Trecho:
——

Brasília — O presidente da Câmara dos Deputados, Hugo Motta (Republicanos-PB), anunciou que pretende votar, ainda no primeiro semestre de 2026, uma série de propostas consideradas prioritárias pelo Palácio do Planalto. A movimentação ocorre em meio à pressão de parlamentares que defendem a instalação de uma Comissão Parlamentar de Inquérito (CPI) para investigar o Banco Master.
Pautas elencadas como urgentes
Entre os temas na linha de frente estão:
- o projeto que extingue a escala de trabalho 6×1;
- a regulamentação das atividades de motoristas e entregadores de aplicativos;
- a Proposta de Emenda à Constituição (PEC) da Segurança Pública, que amplia a atuação da União no combate ao crime organizado;
- o acordo comercial Mercosul-União Europeia, defendido pelo Executivo como parte da agenda econômica.
Estrategia para conter CPI
Deputados de oposição insistem na criação de uma CPI para apurar a atuação do Banco Master. Motta argumenta que o regimento da Câmara limita a existência simultânea a cinco comissões de investigação e diz haver “fila de espera”. Ao priorizar matérias de impacto social, o presidente da Casa tenta reduzir o espaço para discussões sobre o banco, tema considerado sensível por envolver o sistema financeiro e eventuais conexões políticas.

——

Sobre a tarefa: Prossiga com a notícia sobre as pautas da Câmara a partir da última frase apresentada. Os itens não têm relação com a notícia sobre as pautas da Câmara.

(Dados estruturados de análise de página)
——

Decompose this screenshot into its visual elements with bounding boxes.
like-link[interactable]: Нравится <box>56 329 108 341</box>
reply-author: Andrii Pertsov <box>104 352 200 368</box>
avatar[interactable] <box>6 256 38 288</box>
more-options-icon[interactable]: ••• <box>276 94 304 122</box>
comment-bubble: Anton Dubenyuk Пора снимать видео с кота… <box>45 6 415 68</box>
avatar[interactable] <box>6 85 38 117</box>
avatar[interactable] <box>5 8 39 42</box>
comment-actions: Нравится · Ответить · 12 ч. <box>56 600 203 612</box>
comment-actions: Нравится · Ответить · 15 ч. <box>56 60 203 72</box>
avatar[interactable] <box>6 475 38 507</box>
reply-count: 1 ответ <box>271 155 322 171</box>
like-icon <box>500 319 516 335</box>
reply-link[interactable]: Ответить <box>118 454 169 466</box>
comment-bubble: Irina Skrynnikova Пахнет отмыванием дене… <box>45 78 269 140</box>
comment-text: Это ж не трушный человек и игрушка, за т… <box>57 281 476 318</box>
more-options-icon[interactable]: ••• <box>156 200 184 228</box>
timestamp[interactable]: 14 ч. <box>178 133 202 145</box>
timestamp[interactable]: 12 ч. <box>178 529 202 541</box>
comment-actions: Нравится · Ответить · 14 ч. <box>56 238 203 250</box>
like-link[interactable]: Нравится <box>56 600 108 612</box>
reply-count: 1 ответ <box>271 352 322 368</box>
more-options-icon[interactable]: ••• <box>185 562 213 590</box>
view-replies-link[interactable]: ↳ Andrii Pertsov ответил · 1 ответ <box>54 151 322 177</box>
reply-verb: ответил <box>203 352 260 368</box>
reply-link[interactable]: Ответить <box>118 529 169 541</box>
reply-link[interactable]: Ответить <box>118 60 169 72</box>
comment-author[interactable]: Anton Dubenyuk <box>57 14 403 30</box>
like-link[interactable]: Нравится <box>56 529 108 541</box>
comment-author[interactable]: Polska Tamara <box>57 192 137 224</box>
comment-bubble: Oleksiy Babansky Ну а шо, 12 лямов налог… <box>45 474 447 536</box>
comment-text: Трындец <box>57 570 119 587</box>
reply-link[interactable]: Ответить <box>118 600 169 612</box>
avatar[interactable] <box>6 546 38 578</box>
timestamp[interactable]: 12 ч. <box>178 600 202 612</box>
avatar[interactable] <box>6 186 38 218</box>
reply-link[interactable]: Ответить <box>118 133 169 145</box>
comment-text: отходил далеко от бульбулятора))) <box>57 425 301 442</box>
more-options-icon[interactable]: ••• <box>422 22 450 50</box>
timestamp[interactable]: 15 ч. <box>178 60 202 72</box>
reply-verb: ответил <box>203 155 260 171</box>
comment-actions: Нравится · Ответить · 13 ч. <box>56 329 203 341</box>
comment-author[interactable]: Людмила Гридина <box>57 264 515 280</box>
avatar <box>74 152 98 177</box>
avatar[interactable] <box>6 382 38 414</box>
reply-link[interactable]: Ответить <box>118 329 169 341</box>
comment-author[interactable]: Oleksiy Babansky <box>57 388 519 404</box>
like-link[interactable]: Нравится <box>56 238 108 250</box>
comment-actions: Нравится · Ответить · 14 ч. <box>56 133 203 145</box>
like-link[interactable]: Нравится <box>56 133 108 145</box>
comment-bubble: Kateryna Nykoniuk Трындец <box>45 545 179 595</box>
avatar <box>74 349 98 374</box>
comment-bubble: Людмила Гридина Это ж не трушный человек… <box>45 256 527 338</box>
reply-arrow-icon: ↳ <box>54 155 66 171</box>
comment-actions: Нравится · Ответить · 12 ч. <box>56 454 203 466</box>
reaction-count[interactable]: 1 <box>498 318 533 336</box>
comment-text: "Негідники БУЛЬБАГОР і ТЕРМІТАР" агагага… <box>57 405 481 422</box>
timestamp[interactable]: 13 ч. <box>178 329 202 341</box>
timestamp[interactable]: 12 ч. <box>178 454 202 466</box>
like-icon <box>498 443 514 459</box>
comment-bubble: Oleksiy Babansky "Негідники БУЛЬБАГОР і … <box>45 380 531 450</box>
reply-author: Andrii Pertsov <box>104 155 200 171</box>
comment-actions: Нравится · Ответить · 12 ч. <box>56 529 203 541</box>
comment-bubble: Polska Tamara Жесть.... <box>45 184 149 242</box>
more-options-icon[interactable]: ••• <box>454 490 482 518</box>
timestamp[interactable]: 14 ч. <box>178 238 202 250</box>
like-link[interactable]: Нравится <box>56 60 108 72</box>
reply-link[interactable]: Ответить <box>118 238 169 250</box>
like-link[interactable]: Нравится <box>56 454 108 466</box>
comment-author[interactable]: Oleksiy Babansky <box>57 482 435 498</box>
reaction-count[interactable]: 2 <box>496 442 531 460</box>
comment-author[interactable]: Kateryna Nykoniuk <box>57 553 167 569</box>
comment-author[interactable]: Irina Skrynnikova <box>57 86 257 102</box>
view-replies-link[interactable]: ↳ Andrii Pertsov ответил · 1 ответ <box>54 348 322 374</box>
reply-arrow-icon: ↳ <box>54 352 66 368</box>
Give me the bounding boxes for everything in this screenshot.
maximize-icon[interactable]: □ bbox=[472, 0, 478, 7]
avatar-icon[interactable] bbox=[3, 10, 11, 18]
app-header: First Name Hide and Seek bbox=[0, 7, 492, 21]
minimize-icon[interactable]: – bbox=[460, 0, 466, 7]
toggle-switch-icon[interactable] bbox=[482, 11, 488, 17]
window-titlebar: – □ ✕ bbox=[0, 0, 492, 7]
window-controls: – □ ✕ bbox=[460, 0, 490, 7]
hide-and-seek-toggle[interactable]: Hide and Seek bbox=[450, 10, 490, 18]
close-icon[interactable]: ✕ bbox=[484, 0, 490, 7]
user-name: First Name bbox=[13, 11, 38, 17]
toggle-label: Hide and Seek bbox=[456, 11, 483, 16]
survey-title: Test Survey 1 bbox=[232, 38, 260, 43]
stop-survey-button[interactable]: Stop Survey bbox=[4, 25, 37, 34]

——

Resposta final:
Detalhes dos projetos
Escala 6×1: A proposta põe fim ao modelo em que o trabalhador folga apenas um dia após seis de expediente.
Aplicativos: O texto em discussão busca garantir proteção previdenciária a motoristas e entregadores, além de dar transparência aos algoritmos usados pelas plataformas. O desafio é equilibrar custos para as empresas e direitos dos prestadores de serviço.
PEC da Segurança Pública: O relator incluiu a possibilidade de referendo sobre a redução da maioridade penal, ponto que enfrenta resistência do Partido dos Trabalhadores (PT). Apesar da discordância, o governo considera a proposta fundamental para fortalecer o combate ao crime organizado.
Repercussão eleitoral
Em ano de disputa pelas cadeiras do Congresso e pela Presidência da República, a aprovação rápida dessas matérias pode gerar capital político para o governo Lula e para Hugo Motta. O Executivo busca demonstrar resultados em áreas como economia e segurança, enquanto o presidente da Câmara tenta reforçar a imagem de articulador capaz de entregar votações relevantes.
Segundo interlocutores, a intenção é concluir as pautas antes do período de campanhas, quando o ritmo legislativo costuma desacelerar.